## BEGIN Task input

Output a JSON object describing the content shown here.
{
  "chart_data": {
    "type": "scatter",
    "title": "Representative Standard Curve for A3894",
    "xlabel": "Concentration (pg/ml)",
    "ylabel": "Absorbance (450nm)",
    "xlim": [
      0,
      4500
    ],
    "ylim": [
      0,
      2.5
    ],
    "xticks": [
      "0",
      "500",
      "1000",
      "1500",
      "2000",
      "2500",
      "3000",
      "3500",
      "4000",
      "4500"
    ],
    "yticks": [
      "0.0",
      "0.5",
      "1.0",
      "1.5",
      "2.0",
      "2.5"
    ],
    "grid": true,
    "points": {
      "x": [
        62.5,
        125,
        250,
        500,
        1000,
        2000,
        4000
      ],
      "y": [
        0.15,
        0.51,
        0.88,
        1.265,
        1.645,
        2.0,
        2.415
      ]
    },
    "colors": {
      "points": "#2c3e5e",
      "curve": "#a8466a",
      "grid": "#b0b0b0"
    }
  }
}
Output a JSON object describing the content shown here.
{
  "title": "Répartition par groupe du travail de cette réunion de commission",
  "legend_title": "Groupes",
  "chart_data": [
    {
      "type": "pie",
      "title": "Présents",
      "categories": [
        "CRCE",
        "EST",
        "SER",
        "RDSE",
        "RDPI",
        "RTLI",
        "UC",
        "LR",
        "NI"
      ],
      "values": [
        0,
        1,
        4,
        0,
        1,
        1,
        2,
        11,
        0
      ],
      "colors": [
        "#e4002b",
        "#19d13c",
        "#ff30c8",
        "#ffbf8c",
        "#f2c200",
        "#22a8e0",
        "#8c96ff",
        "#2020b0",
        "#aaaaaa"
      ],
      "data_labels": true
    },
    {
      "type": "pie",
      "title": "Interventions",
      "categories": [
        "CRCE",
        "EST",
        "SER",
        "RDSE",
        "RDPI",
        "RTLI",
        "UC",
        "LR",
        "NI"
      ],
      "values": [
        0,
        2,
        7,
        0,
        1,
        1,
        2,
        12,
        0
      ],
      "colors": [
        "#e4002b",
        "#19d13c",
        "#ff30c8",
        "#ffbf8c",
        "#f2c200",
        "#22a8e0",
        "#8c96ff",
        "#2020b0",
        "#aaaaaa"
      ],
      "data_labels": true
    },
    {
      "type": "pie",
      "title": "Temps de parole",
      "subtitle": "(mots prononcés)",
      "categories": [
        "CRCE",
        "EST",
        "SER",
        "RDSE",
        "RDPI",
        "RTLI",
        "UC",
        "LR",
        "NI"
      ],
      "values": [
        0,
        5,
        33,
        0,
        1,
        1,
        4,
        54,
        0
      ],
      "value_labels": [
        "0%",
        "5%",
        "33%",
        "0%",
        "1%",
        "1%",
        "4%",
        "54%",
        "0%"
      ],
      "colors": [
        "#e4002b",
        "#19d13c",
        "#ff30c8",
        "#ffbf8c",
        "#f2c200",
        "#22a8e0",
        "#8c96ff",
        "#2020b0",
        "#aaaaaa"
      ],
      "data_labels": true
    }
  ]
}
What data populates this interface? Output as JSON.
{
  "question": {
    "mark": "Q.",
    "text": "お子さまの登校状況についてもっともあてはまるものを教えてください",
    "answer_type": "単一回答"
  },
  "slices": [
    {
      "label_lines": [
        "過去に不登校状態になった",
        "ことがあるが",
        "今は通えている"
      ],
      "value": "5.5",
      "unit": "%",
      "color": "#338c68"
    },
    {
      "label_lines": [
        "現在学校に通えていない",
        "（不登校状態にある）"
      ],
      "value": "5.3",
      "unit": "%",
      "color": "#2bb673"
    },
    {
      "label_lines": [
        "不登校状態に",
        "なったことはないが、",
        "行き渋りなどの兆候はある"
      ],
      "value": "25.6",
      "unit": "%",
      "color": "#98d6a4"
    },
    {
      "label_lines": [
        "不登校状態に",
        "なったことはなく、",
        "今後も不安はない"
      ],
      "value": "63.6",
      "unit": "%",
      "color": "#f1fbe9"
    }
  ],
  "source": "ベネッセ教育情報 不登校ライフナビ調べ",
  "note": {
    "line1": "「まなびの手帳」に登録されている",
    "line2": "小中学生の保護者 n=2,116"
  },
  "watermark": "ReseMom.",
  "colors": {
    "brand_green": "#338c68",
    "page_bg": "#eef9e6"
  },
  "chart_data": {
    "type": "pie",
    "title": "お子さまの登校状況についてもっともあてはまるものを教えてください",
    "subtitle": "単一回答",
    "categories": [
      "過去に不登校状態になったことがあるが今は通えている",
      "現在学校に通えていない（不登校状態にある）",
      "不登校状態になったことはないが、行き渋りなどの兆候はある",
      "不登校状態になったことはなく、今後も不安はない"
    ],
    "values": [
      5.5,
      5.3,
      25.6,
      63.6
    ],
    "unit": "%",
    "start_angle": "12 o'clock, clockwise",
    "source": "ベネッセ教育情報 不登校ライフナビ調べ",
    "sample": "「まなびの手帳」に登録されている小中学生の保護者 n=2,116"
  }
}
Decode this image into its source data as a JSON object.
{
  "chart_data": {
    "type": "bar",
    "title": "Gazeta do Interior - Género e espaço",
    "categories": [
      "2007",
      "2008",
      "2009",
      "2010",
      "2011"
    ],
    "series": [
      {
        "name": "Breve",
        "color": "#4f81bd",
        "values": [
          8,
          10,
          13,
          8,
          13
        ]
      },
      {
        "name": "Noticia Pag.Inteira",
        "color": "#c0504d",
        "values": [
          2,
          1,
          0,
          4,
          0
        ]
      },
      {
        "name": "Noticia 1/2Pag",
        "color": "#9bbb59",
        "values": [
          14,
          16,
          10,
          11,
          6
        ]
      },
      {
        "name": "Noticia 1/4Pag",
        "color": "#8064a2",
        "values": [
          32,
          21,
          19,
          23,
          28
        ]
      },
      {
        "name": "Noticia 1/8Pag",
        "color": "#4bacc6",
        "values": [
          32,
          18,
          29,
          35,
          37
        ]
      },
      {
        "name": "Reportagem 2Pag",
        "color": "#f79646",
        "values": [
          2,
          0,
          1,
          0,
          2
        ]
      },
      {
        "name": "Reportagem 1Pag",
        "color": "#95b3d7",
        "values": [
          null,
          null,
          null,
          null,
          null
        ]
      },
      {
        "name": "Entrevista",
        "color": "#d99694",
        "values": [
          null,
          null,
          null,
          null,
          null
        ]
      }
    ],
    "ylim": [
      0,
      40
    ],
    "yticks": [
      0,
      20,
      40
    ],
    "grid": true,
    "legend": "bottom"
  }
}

## END Task input

#### [Objective]
Write out every record shown above, word for word.

#### [Reply]
Output a JSON object describing the content shown here.
{
  "chart_data": {
    "type": "scatter",
    "title": "Representative Standard Curve for A3894",
    "xlabel": "Concentration (pg/ml)",
    "ylabel": "Absorbance (450nm)",
    "xlim": [
      0,
      4500
    ],
    "ylim": [
      0,
      2.5
    ],
    "xticks": [
      "0",
      "500",
      "1000",
      "1500",
      "2000",
      "2500",
      "3000",
      "3500",
      "4000",
      "4500"
    ],
    "yticks": [
      "0.0",
      "0.5",
      "1.0",
      "1.5",
      "2.0",
      "2.5"
    ],
    "grid": true,
    "points": {
      "x": [
        62.5,
        125,
        250,
        500,
        1000,
        2000,
        4000
      ],
      "y": [
        0.15,
        0.51,
        0.88,
        1.265,
        1.645,
        2.0,
        2.415
      ]
    },
    "colors": {
      "points": "#2c3e5e",
      "curve": "#a8466a",
      "grid": "#b0b0b0"
    }
  }
}
Output a JSON object describing the content shown here.
{
  "title": "Répartition par groupe du travail de cette réunion de commission",
  "legend_title": "Groupes",
  "chart_data": [
    {
      "type": "pie",
      "title": "Présents",
      "categories": [
        "CRCE",
        "EST",
        "SER",
        "RDSE",
        "RDPI",
        "RTLI",
        "UC",
        "LR",
        "NI"
      ],
      "values": [
        0,
        1,
        4,
        0,
        1,
        1,
        2,
        11,
        0
      ],
      "colors": [
        "#e4002b",
        "#19d13c",
        "#ff30c8",
        "#ffbf8c",
        "#f2c200",
        "#22a8e0",
        "#8c96ff",
        "#2020b0",
        "#aaaaaa"
      ],
      "data_labels": true
    },
    {
      "type": "pie",
      "title": "Interventions",
      "categories": [
        "CRCE",
        "EST",
        "SER",
        "RDSE",
        "RDPI",
        "RTLI",
        "UC",
        "LR",
        "NI"
      ],
      "values": [
        0,
        2,
        7,
        0,
        1,
        1,
        2,
        12,
        0
      ],
      "colors": [
        "#e4002b",
        "#19d13c",
        "#ff30c8",
        "#ffbf8c",
        "#f2c200",
        "#22a8e0",
        "#8c96ff",
        "#2020b0",
        "#aaaaaa"
      ],
      "data_labels": true
    },
    {
      "type": "pie",
      "title": "Temps de parole",
      "subtitle": "(mots prononcés)",
      "categories": [
        "CRCE",
        "EST",
        "SER",
        "RDSE",
        "RDPI",
        "RTLI",
        "UC",
        "LR",
        "NI"
      ],
      "values": [
        0,
        5,
        33,
        0,
        1,
        1,
        4,
        54,
        0
      ],
      "value_labels": [
        "0%",
        "5%",
        "33%",
        "0%",
        "1%",
        "1%",
        "4%",
        "54%",
        "0%"
      ],
      "colors": [
        "#e4002b",
        "#19d13c",
        "#ff30c8",
        "#ffbf8c",
        "#f2c200",
        "#22a8e0",
        "#8c96ff",
        "#2020b0",
        "#aaaaaa"
      ],
      "data_labels": true
    }
  ]
}
What data populates this interface? Output as JSON.
{
  "question": {
    "mark": "Q.",
    "text": "お子さまの登校状況についてもっともあてはまるものを教えてください",
    "answer_type": "単一回答"
  },
  "slices": [
    {
      "label_lines": [
        "過去に不登校状態になった",
        "ことがあるが",
        "今は通えている"
      ],
      "value": "5.5",
      "unit": "%",
      "color": "#338c68"
    },
    {
      "label_lines": [
        "現在学校に通えていない",
        "（不登校状態にある）"
      ],
      "value": "5.3",
      "unit": "%",
      "color": "#2bb673"
    },
    {
      "label_lines": [
        "不登校状態に",
        "なったことはないが、",
        "行き渋りなどの兆候はある"
      ],
      "value": "25.6",
      "unit": "%",
      "color": "#98d6a4"
    },
    {
      "label_lines": [
        "不登校状態に",
        "なったことはなく、",
        "今後も不安はない"
      ],
      "value": "63.6",
      "unit": "%",
      "color": "#f1fbe9"
    }
  ],
  "source": "ベネッセ教育情報 不登校ライフナビ調べ",
  "note": {
    "line1": "「まなびの手帳」に登録されている",
    "line2": "小中学生の保護者 n=2,116"
  },
  "watermark": "ReseMom.",
  "colors": {
    "brand_green": "#338c68",
    "page_bg": "#eef9e6"
  },
  "chart_data": {
    "type": "pie",
    "title": "お子さまの登校状況についてもっともあてはまるものを教えてください",
    "subtitle": "単一回答",
    "categories": [
      "過去に不登校状態になったことがあるが今は通えている",
      "現在学校に通えていない（不登校状態にある）",
      "不登校状態になったことはないが、行き渋りなどの兆候はある",
      "不登校状態になったことはなく、今後も不安はない"
    ],
    "values": [
      5.5,
      5.3,
      25.6,
      63.6
    ],
    "unit": "%",
    "start_angle": "12 o'clock, clockwise",
    "source": "ベネッセ教育情報 不登校ライフナビ調べ",
    "sample": "「まなびの手帳」に登録されている小中学生の保護者 n=2,116"
  }
}
Decode this image into its source data as a JSON object.
{
  "chart_data": {
    "type": "bar",
    "title": "Gazeta do Interior - Género e espaço",
    "categories": [
      "2007",
      "2008",
      "2009",
      "2010",
      "2011"
    ],
    "series": [
      {
        "name": "Breve",
        "color": "#4f81bd",
        "values": [
          8,
          10,
          13,
          8,
          13
        ]
      },
      {
        "name": "Noticia Pag.Inteira",
        "color": "#c0504d",
        "values": [
          2,
          1,
          0,
          4,
          0
        ]
      },
      {
        "name": "Noticia 1/2Pag",
        "color": "#9bbb59",
        "values": [
          14,
          16,
          10,
          11,
          6
        ]
      },
      {
        "name": "Noticia 1/4Pag",
        "color": "#8064a2",
        "values": [
          32,
          21,
          19,
          23,
          28
        ]
      },
      {
        "name": "Noticia 1/8Pag",
        "color": "#4bacc6",
        "values": [
          32,
          18,
          29,
          35,
          37
        ]
      },
      {
        "name": "Reportagem 2Pag",
        "color": "#f79646",
        "values": [
          2,
          0,
          1,
          0,
          2
        ]
      },
      {
        "name": "Reportagem 1Pag",
        "color": "#95b3d7",
        "values": [
          null,
          null,
          null,
          null,
          null
        ]
      },
      {
        "name": "Entrevista",
        "color": "#d99694",
        "values": [
          null,
          null,
          null,
          null,
          null
        ]
      }
    ],
    "ylim": [
      0,
      40
    ],
    "yticks": [
      0,
      20,
      40
    ],
    "grid": true,
    "legend": "bottom"
  }
}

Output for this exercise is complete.